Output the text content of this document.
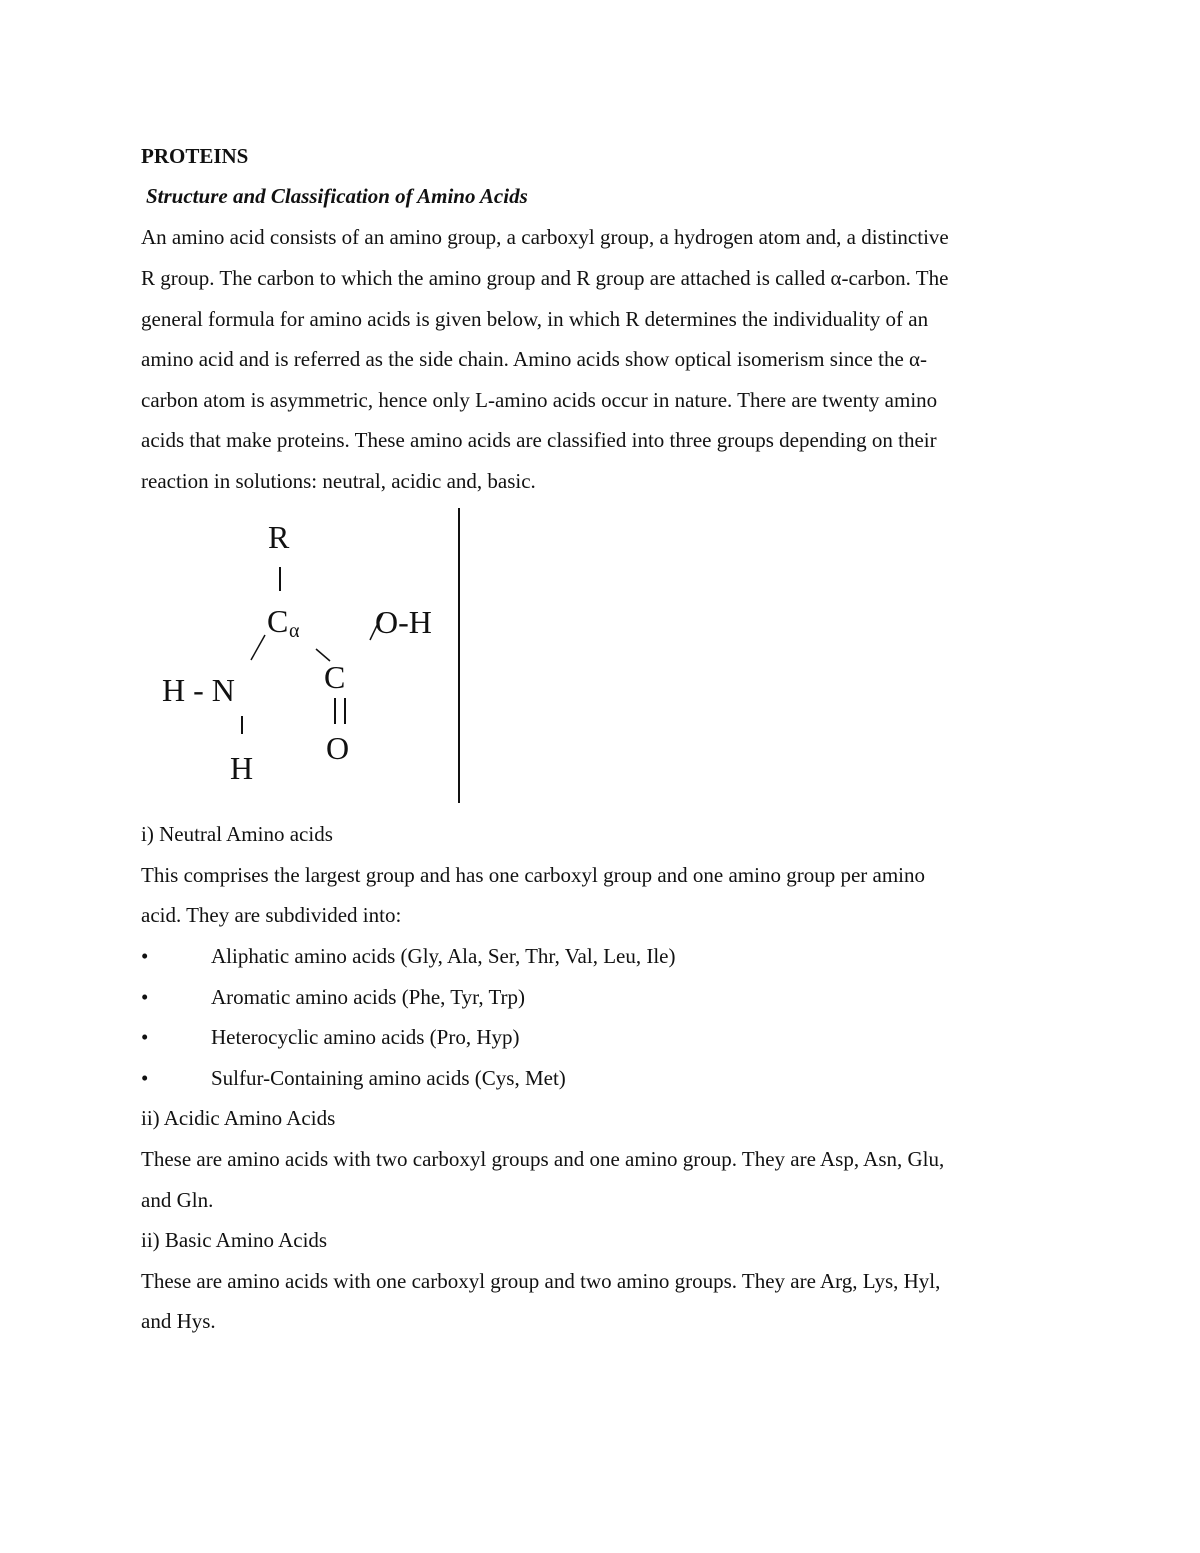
PROTEINS
Structure and Classification of Amino Acids
An amino acid consists of an amino group, a carboxyl group, a hydrogen atom and, a distinctive
R group. The carbon to which the amino group and R group are attached is called α-carbon. The
general formula for amino acids is given below, in which R determines the individuality of an
amino acid and is referred as the side chain. Amino acids show optical isomerism since the α-
carbon atom is asymmetric, hence only L-amino acids occur in nature. There are twenty amino
acids that make proteins. These amino acids are classified into three groups depending on their
reaction in solutions: neutral, acidic and, basic.
R
C α O-H
H - N	C
O
H
i) Neutral Amino acids
This comprises the largest group and has one carboxyl group and one amino group per amino
acid. They are subdivided into:
•	Aliphatic amino acids (Gly, Ala, Ser, Thr, Val, Leu, Ile)
•	Aromatic amino acids (Phe, Tyr, Trp)
•	Heterocyclic amino acids (Pro, Hyp)
•	Sulfur-Containing amino acids (Cys, Met)
ii) Acidic Amino Acids
These are amino acids with two carboxyl groups and one amino group. They are Asp, Asn, Glu,
and Gln.
ii) Basic Amino Acids
These are amino acids with one carboxyl group and two amino groups. They are Arg, Lys, Hyl,
and Hys.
□ □ □
◆ The problem ◆
The records above should be written out exactly, and the images dropped.

◆ Expected output ◆
Output the text content of this document.
PROTEINS
Structure and Classification of Amino Acids
An amino acid consists of an amino group, a carboxyl group, a hydrogen atom and, a distinctive
R group. The carbon to which the amino group and R group are attached is called α-carbon. The
general formula for amino acids is given below, in which R determines the individuality of an
amino acid and is referred as the side chain. Amino acids show optical isomerism since the α-
carbon atom is asymmetric, hence only L-amino acids occur in nature. There are twenty amino
acids that make proteins. These amino acids are classified into three groups depending on their
reaction in solutions: neutral, acidic and, basic.
R
C α O-H
H - N	C
O
H
i) Neutral Amino acids
This comprises the largest group and has one carboxyl group and one amino group per amino
acid. They are subdivided into:
•	Aliphatic amino acids (Gly, Ala, Ser, Thr, Val, Leu, Ile)
•	Aromatic amino acids (Phe, Tyr, Trp)
•	Heterocyclic amino acids (Pro, Hyp)
•	Sulfur-Containing amino acids (Cys, Met)
ii) Acidic Amino Acids
These are amino acids with two carboxyl groups and one amino group. They are Asp, Asn, Glu,
and Gln.
ii) Basic Amino Acids
These are amino acids with one carboxyl group and two amino groups. They are Arg, Lys, Hyl,
and Hys.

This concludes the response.